WHAT THE TASK ASKS ->
Below you will find a set of lines. Repeat them all exactly.
═══ DATASET RECORDS
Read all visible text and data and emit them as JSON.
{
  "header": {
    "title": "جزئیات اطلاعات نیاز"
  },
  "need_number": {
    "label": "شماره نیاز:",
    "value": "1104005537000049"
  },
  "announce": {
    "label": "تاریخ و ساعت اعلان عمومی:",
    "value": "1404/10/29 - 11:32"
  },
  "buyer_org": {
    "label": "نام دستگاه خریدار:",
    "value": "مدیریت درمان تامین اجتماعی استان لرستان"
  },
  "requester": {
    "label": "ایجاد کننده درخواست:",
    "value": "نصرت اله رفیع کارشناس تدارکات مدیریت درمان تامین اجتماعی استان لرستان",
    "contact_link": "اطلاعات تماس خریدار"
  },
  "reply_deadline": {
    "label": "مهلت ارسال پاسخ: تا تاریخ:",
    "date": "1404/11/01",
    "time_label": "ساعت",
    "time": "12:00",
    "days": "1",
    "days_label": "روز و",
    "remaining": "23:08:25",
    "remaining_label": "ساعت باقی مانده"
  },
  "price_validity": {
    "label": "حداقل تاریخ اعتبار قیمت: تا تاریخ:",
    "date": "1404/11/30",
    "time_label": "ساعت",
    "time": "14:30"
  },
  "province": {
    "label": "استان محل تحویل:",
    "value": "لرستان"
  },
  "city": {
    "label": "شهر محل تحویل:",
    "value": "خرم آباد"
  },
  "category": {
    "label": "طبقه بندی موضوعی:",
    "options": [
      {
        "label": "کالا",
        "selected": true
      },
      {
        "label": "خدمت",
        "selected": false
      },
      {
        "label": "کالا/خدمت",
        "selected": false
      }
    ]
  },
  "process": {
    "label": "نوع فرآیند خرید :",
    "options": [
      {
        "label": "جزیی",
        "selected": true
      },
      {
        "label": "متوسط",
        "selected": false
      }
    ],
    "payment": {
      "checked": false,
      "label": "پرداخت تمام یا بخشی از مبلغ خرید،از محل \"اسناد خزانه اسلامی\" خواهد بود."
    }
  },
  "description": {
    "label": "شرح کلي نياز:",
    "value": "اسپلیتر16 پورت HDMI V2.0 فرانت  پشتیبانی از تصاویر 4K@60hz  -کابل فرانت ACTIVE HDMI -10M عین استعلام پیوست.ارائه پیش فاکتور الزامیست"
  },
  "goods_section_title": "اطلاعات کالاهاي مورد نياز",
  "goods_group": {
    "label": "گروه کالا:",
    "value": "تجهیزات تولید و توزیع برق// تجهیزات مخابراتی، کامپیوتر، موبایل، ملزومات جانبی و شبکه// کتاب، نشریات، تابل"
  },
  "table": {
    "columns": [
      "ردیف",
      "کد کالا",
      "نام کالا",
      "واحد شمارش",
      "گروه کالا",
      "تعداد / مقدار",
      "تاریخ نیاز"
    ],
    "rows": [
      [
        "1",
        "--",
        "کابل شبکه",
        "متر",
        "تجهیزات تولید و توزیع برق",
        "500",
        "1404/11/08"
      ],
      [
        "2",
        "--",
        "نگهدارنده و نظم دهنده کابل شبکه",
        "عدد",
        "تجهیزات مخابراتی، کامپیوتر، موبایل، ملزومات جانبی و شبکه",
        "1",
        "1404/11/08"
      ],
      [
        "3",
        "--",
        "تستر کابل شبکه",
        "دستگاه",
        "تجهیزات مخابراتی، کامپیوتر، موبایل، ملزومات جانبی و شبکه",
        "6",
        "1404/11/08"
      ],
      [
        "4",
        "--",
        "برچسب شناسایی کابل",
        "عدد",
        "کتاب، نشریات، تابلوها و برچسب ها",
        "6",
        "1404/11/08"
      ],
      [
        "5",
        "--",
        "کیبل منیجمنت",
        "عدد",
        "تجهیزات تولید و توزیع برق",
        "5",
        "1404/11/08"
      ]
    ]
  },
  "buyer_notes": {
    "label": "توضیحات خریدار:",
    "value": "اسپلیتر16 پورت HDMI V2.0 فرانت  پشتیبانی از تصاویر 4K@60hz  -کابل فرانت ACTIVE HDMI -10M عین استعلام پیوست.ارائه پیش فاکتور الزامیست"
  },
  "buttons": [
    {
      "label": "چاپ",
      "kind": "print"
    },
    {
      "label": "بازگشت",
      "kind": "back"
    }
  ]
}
══════
TASK RESULT ->
Read all visible text and data and emit them as JSON.
{
  "header": {
    "title": "جزئیات اطلاعات نیاز"
  },
  "need_number": {
    "label": "شماره نیاز:",
    "value": "1104005537000049"
  },
  "announce": {
    "label": "تاریخ و ساعت اعلان عمومی:",
    "value": "1404/10/29 - 11:32"
  },
  "buyer_org": {
    "label": "نام دستگاه خریدار:",
    "value": "مدیریت درمان تامین اجتماعی استان لرستان"
  },
  "requester": {
    "label": "ایجاد کننده درخواست:",
    "value": "نصرت اله رفیع کارشناس تدارکات مدیریت درمان تامین اجتماعی استان لرستان",
    "contact_link": "اطلاعات تماس خریدار"
  },
  "reply_deadline": {
    "label": "مهلت ارسال پاسخ: تا تاریخ:",
    "date": "1404/11/01",
    "time_label": "ساعت",
    "time": "12:00",
    "days": "1",
    "days_label": "روز و",
    "remaining": "23:08:25",
    "remaining_label": "ساعت باقی مانده"
  },
  "price_validity": {
    "label": "حداقل تاریخ اعتبار قیمت: تا تاریخ:",
    "date": "1404/11/30",
    "time_label": "ساعت",
    "time": "14:30"
  },
  "province": {
    "label": "استان محل تحویل:",
    "value": "لرستان"
  },
  "city": {
    "label": "شهر محل تحویل:",
    "value": "خرم آباد"
  },
  "category": {
    "label": "طبقه بندی موضوعی:",
    "options": [
      {
        "label": "کالا",
        "selected": true
      },
      {
        "label": "خدمت",
        "selected": false
      },
      {
        "label": "کالا/خدمت",
        "selected": false
      }
    ]
  },
  "process": {
    "label": "نوع فرآیند خرید :",
    "options": [
      {
        "label": "جزیی",
        "selected": true
      },
      {
        "label": "متوسط",
        "selected": false
      }
    ],
    "payment": {
      "checked": false,
      "label": "پرداخت تمام یا بخشی از مبلغ خرید،از محل \"اسناد خزانه اسلامی\" خواهد بود."
    }
  },
  "description": {
    "label": "شرح کلي نياز:",
    "value": "اسپلیتر16 پورت HDMI V2.0 فرانت  پشتیبانی از تصاویر 4K@60hz  -کابل فرانت ACTIVE HDMI -10M عین استعلام پیوست.ارائه پیش فاکتور الزامیست"
  },
  "goods_section_title": "اطلاعات کالاهاي مورد نياز",
  "goods_group": {
    "label": "گروه کالا:",
    "value": "تجهیزات تولید و توزیع برق// تجهیزات مخابراتی، کامپیوتر، موبایل، ملزومات جانبی و شبکه// کتاب، نشریات، تابل"
  },
  "table": {
    "columns": [
      "ردیف",
      "کد کالا",
      "نام کالا",
      "واحد شمارش",
      "گروه کالا",
      "تعداد / مقدار",
      "تاریخ نیاز"
    ],
    "rows": [
      [
        "1",
        "--",
        "کابل شبکه",
        "متر",
        "تجهیزات تولید و توزیع برق",
        "500",
        "1404/11/08"
      ],
      [
        "2",
        "--",
        "نگهدارنده و نظم دهنده کابل شبکه",
        "عدد",
        "تجهیزات مخابراتی، کامپیوتر، موبایل، ملزومات جانبی و شبکه",
        "1",
        "1404/11/08"
      ],
      [
        "3",
        "--",
        "تستر کابل شبکه",
        "دستگاه",
        "تجهیزات مخابراتی، کامپیوتر، موبایل، ملزومات جانبی و شبکه",
        "6",
        "1404/11/08"
      ],
      [
        "4",
        "--",
        "برچسب شناسایی کابل",
        "عدد",
        "کتاب، نشریات، تابلوها و برچسب ها",
        "6",
        "1404/11/08"
      ],
      [
        "5",
        "--",
        "کیبل منیجمنت",
        "عدد",
        "تجهیزات تولید و توزیع برق",
        "5",
        "1404/11/08"
      ]
    ]
  },
  "buyer_notes": {
    "label": "توضیحات خریدار:",
    "value": "اسپلیتر16 پورت HDMI V2.0 فرانت  پشتیبانی از تصاویر 4K@60hz  -کابل فرانت ACTIVE HDMI -10M عین استعلام پیوست.ارائه پیش فاکتور الزامیست"
  },
  "buttons": [
    {
      "label": "چاپ",
      "kind": "print"
    },
    {
      "label": "بازگشت",
      "kind": "back"
    }
  ]
}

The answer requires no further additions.